◆ Stated goal
Update the entries below by changing every "Last refreshed" to "Updated", and reproduce all the entries with everything else unchanged.

◆ Data for the task
************

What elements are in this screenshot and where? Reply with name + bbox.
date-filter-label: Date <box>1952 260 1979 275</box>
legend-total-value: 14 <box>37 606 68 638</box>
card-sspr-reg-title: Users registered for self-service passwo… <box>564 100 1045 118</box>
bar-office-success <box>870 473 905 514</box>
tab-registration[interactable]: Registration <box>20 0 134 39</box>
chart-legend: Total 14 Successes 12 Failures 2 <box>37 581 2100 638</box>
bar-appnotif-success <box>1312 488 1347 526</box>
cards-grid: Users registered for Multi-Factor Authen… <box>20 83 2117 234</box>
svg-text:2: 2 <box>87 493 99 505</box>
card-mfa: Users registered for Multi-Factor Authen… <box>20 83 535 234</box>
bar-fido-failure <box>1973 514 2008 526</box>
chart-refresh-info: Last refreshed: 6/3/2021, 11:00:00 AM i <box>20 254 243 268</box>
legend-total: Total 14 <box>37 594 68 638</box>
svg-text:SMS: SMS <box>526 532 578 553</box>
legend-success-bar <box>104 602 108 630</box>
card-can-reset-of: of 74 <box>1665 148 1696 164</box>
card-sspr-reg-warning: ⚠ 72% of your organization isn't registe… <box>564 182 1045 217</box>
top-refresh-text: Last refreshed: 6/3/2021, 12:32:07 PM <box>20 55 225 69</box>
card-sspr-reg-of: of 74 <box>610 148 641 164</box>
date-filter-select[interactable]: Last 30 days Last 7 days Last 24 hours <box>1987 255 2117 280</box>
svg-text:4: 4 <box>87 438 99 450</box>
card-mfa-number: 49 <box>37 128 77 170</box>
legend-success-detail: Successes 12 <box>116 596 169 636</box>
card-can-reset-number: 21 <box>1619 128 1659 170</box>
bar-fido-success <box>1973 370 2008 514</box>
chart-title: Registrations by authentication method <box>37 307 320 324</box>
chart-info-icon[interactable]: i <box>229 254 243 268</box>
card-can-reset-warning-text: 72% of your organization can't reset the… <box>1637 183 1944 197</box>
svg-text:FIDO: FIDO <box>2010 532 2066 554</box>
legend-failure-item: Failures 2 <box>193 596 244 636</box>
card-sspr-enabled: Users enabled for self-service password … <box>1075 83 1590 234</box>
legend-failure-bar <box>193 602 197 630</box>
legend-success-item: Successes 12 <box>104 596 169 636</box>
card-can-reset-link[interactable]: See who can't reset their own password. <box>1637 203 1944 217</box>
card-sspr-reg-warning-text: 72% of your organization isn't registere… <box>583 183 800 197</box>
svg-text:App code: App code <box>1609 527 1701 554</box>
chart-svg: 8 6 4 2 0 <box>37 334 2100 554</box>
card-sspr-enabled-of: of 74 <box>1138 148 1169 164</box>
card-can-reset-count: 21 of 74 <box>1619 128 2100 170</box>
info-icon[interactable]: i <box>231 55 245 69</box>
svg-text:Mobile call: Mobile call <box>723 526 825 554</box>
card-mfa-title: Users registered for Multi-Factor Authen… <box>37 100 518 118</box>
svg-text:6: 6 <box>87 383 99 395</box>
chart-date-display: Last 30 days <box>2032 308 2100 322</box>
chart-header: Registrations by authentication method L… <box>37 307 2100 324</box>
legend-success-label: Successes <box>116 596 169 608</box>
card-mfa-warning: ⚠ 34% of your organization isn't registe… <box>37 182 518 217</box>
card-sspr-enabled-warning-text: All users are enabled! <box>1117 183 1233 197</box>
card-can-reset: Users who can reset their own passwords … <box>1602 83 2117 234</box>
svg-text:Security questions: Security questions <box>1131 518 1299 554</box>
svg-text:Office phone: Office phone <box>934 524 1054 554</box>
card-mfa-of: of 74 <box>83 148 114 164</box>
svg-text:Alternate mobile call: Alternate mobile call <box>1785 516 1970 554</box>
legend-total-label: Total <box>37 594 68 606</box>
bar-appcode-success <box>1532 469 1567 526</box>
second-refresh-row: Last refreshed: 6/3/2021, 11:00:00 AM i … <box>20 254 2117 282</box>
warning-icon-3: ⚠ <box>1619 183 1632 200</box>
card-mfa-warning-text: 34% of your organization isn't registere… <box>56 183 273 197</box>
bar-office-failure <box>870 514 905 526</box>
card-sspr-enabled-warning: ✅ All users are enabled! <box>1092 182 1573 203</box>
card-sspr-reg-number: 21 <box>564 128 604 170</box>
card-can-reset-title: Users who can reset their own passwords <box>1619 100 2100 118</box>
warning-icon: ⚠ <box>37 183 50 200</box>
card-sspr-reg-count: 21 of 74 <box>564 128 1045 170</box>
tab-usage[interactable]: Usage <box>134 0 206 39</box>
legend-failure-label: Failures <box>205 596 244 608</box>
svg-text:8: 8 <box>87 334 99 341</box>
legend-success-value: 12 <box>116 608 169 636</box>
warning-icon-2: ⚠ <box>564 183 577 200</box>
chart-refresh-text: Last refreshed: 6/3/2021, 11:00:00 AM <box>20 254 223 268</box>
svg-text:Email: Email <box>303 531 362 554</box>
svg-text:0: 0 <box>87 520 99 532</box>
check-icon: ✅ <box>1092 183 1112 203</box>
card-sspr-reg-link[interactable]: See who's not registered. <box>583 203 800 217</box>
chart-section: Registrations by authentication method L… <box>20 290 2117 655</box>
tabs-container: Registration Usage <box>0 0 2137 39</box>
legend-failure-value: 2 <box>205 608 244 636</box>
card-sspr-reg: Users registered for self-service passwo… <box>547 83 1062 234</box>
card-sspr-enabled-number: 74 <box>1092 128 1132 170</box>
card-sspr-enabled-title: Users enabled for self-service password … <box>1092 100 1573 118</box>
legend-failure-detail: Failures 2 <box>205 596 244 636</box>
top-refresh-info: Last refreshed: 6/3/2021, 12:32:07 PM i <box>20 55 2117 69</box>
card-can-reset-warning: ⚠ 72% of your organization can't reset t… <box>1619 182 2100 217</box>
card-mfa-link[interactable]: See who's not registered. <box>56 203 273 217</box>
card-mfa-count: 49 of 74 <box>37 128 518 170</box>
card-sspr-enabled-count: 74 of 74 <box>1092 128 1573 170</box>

************

◆ Reply
What elements are in this screenshot and where? Reply with name + bbox.
date-filter-label: Date <box>1952 260 1979 275</box>
legend-total-value: 14 <box>37 606 68 638</box>
card-sspr-reg-title: Users registered for self-service passwo… <box>564 100 1045 118</box>
bar-office-success <box>870 473 905 514</box>
tab-registration[interactable]: Registration <box>20 0 134 39</box>
chart-legend: Total 14 Successes 12 Failures 2 <box>37 581 2100 638</box>
bar-appnotif-success <box>1312 488 1347 526</box>
cards-grid: Users registered for Multi-Factor Authen… <box>20 83 2117 234</box>
svg-text:2: 2 <box>87 493 99 505</box>
card-mfa: Users registered for Multi-Factor Authen… <box>20 83 535 234</box>
bar-fido-failure <box>1973 514 2008 526</box>
chart-refresh-info: Updated: 6/3/2021, 11:00:00 AM i <box>20 254 243 268</box>
legend-total: Total 14 <box>37 594 68 638</box>
svg-text:SMS: SMS <box>526 532 578 553</box>
legend-success-bar <box>104 602 108 630</box>
card-can-reset-of: of 74 <box>1665 148 1696 164</box>
card-sspr-reg-warning: ⚠ 72% of your organization isn't registe… <box>564 182 1045 217</box>
top-refresh-text: Updated: 6/3/2021, 12:32:07 PM <box>20 55 225 69</box>
card-sspr-reg-of: of 74 <box>610 148 641 164</box>
date-filter-select[interactable]: Last 30 days Last 7 days Last 24 hours <box>1987 255 2117 280</box>
svg-text:4: 4 <box>87 438 99 450</box>
card-mfa-number: 49 <box>37 128 77 170</box>
legend-success-detail: Successes 12 <box>116 596 169 636</box>
card-can-reset-number: 21 <box>1619 128 1659 170</box>
bar-fido-success <box>1973 370 2008 514</box>
chart-title: Registrations by authentication method <box>37 307 320 324</box>
chart-info-icon[interactable]: i <box>229 254 243 268</box>
card-can-reset-warning-text: 72% of your organization can't reset the… <box>1637 183 1944 197</box>
svg-text:FIDO: FIDO <box>2010 532 2066 554</box>
legend-failure-item: Failures 2 <box>193 596 244 636</box>
card-sspr-enabled: Users enabled for self-service password … <box>1075 83 1590 234</box>
legend-failure-bar <box>193 602 197 630</box>
legend-success-item: Successes 12 <box>104 596 169 636</box>
card-can-reset-link[interactable]: See who can't reset their own password. <box>1637 203 1944 217</box>
card-sspr-reg-warning-text: 72% of your organization isn't registere… <box>583 183 800 197</box>
svg-text:App code: App code <box>1609 527 1701 554</box>
chart-svg: 8 6 4 2 0 <box>37 334 2100 554</box>
card-sspr-enabled-of: of 74 <box>1138 148 1169 164</box>
card-can-reset-count: 21 of 74 <box>1619 128 2100 170</box>
info-icon[interactable]: i <box>231 55 245 69</box>
svg-text:Mobile call: Mobile call <box>723 526 825 554</box>
card-mfa-title: Users registered for Multi-Factor Authen… <box>37 100 518 118</box>
svg-text:6: 6 <box>87 383 99 395</box>
chart-date-display: Last 30 days <box>2032 308 2100 322</box>
chart-header: Registrations by authentication method L… <box>37 307 2100 324</box>
legend-success-label: Successes <box>116 596 169 608</box>
card-mfa-warning: ⚠ 34% of your organization isn't registe… <box>37 182 518 217</box>
card-sspr-enabled-warning-text: All users are enabled! <box>1117 183 1233 197</box>
card-can-reset: Users who can reset their own passwords … <box>1602 83 2117 234</box>
svg-text:Security questions: Security questions <box>1131 518 1299 554</box>
svg-text:Office phone: Office phone <box>934 524 1054 554</box>
card-mfa-of: of 74 <box>83 148 114 164</box>
svg-text:Alternate mobile call: Alternate mobile call <box>1785 516 1970 554</box>
legend-total-label: Total <box>37 594 68 606</box>
bar-appcode-success <box>1532 469 1567 526</box>
second-refresh-row: Updated: 6/3/2021, 11:00:00 AM i … <box>20 254 2117 282</box>
warning-icon-3: ⚠ <box>1619 183 1632 200</box>
card-mfa-warning-text: 34% of your organization isn't registere… <box>56 183 273 197</box>
bar-office-failure <box>870 514 905 526</box>
card-sspr-enabled-warning: ✅ All users are enabled! <box>1092 182 1573 203</box>
card-sspr-reg-number: 21 <box>564 128 604 170</box>
card-can-reset-title: Users who can reset their own passwords <box>1619 100 2100 118</box>
warning-icon: ⚠ <box>37 183 50 200</box>
card-sspr-reg-count: 21 of 74 <box>564 128 1045 170</box>
tab-usage[interactable]: Usage <box>134 0 206 39</box>
legend-failure-label: Failures <box>205 596 244 608</box>
svg-text:8: 8 <box>87 334 99 341</box>
legend-success-value: 12 <box>116 608 169 636</box>
warning-icon-2: ⚠ <box>564 183 577 200</box>
chart-refresh-text: Updated: 6/3/2021, 11:00:00 AM <box>20 254 223 268</box>
svg-text:Email: Email <box>303 531 362 554</box>
svg-text:0: 0 <box>87 520 99 532</box>
check-icon: ✅ <box>1092 183 1112 203</box>
card-sspr-reg-link[interactable]: See who's not registered. <box>583 203 800 217</box>
chart-section: Registrations by authentication method L… <box>20 290 2117 655</box>
tabs-container: Registration Usage <box>0 0 2137 39</box>
legend-failure-value: 2 <box>205 608 244 636</box>
card-sspr-reg: Users registered for self-service passwo… <box>547 83 1062 234</box>
card-sspr-enabled-number: 74 <box>1092 128 1132 170</box>
card-sspr-enabled-title: Users enabled for self-service password … <box>1092 100 1573 118</box>
legend-failure-detail: Failures 2 <box>205 596 244 636</box>
top-refresh-info: Updated: 6/3/2021, 12:32:07 PM i <box>20 55 2117 69</box>
card-can-reset-warning: ⚠ 72% of your organization can't reset t… <box>1619 182 2100 217</box>
card-mfa-link[interactable]: See who's not registered. <box>56 203 273 217</box>
card-mfa-count: 49 of 74 <box>37 128 518 170</box>
card-sspr-enabled-count: 74 of 74 <box>1092 128 1573 170</box>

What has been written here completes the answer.